WHAT IS NEEDED:
Compile every line that includes the word "顾全大局的英雄".

[Dataset items]

* * *

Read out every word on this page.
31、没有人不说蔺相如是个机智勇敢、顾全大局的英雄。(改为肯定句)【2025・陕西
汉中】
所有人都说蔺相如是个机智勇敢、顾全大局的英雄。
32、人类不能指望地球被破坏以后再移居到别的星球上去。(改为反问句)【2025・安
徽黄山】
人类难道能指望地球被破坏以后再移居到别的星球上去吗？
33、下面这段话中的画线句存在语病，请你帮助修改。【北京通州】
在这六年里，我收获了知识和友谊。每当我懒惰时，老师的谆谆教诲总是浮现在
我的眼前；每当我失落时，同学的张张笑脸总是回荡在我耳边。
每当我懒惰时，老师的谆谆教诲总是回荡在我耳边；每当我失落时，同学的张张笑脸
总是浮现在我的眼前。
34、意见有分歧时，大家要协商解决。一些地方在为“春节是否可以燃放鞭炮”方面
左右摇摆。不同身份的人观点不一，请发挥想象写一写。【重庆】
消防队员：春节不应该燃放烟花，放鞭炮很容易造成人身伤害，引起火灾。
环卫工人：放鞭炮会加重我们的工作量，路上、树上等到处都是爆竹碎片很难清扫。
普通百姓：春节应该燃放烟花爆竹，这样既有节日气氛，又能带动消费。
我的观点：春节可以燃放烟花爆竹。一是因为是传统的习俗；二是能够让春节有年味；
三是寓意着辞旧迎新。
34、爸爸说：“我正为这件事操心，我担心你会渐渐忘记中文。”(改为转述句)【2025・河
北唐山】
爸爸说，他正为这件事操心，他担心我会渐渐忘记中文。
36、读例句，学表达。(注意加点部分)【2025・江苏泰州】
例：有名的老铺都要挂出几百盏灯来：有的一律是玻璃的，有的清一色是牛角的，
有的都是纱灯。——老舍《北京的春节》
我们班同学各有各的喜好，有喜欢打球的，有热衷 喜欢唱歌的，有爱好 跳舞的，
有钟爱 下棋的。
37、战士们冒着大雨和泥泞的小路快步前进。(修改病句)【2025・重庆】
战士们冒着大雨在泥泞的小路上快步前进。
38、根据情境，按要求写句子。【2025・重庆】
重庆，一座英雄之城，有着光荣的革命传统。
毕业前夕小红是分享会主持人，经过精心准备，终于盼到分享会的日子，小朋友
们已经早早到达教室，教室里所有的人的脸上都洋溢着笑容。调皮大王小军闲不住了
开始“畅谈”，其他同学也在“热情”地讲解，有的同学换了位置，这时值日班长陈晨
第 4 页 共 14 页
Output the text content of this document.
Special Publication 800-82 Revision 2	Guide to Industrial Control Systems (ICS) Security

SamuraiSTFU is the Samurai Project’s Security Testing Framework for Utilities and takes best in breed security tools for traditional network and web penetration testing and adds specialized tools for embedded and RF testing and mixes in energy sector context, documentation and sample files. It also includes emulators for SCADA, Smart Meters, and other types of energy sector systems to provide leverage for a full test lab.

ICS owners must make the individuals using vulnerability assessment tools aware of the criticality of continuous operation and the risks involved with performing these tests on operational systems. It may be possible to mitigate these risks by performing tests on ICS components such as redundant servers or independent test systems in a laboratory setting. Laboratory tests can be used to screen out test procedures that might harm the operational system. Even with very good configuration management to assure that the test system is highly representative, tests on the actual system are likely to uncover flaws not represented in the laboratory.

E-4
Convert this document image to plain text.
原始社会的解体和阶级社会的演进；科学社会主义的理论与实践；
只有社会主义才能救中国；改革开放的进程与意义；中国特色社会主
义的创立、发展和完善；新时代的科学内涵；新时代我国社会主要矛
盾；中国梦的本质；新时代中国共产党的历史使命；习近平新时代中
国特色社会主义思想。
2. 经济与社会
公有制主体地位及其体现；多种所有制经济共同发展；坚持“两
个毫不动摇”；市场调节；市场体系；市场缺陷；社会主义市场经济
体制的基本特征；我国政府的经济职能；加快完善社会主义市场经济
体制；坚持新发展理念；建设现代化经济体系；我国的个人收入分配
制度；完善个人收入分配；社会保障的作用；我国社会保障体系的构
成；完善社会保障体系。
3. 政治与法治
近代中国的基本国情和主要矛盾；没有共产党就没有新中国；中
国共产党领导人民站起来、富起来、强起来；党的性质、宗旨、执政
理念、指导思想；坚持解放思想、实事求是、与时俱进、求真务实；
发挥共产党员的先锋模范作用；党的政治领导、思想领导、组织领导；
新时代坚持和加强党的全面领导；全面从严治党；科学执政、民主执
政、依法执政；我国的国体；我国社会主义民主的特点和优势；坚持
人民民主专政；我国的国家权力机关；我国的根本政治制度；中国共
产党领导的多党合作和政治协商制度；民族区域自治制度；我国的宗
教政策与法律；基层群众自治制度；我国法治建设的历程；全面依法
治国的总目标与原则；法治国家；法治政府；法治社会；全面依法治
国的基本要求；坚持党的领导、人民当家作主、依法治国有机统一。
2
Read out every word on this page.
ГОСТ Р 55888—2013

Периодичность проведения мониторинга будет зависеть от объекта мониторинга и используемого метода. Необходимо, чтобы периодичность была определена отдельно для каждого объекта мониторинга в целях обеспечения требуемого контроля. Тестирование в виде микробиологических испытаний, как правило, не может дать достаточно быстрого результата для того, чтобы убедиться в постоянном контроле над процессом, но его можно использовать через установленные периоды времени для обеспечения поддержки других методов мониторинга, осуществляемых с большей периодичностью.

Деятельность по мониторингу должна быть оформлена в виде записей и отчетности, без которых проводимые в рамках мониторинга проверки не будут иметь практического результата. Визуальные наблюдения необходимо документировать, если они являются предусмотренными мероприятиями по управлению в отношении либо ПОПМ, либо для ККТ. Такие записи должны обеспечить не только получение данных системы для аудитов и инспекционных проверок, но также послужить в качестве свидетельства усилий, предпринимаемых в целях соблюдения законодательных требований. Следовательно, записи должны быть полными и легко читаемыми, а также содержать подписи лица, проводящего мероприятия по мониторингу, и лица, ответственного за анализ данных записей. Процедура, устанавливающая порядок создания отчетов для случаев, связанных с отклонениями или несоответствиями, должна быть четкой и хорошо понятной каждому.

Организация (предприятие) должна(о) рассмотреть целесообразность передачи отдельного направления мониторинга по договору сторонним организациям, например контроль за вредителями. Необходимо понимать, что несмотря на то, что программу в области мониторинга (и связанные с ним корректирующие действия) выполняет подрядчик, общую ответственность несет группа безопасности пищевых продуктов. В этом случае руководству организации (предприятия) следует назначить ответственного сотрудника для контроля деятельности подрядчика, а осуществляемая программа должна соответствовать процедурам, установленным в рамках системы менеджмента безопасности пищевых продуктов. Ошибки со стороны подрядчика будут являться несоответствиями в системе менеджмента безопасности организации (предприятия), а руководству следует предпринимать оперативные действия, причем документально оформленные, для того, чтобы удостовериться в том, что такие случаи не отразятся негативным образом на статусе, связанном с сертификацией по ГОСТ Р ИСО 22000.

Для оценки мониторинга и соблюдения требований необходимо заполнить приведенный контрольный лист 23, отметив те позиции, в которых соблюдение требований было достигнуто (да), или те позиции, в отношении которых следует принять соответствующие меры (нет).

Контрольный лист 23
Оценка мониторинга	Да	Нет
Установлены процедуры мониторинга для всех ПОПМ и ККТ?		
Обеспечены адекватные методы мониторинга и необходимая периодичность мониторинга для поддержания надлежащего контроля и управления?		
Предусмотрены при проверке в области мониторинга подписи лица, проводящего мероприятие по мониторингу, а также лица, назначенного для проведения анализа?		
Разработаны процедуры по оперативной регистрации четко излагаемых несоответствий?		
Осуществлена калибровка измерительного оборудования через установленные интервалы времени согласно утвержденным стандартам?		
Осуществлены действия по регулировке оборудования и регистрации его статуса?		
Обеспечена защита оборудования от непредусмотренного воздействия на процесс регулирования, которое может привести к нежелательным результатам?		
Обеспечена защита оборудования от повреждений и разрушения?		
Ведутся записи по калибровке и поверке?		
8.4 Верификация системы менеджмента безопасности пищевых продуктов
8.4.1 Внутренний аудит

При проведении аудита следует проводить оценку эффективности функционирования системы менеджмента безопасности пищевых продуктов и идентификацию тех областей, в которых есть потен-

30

* * *

FINAL RESULT:
31、没有人不说蔺相如是个机智勇敢、顾全大局的英雄。(改为肯定句)【2025・陕西
所有人都说蔺相如是个机智勇敢、顾全大局的英雄。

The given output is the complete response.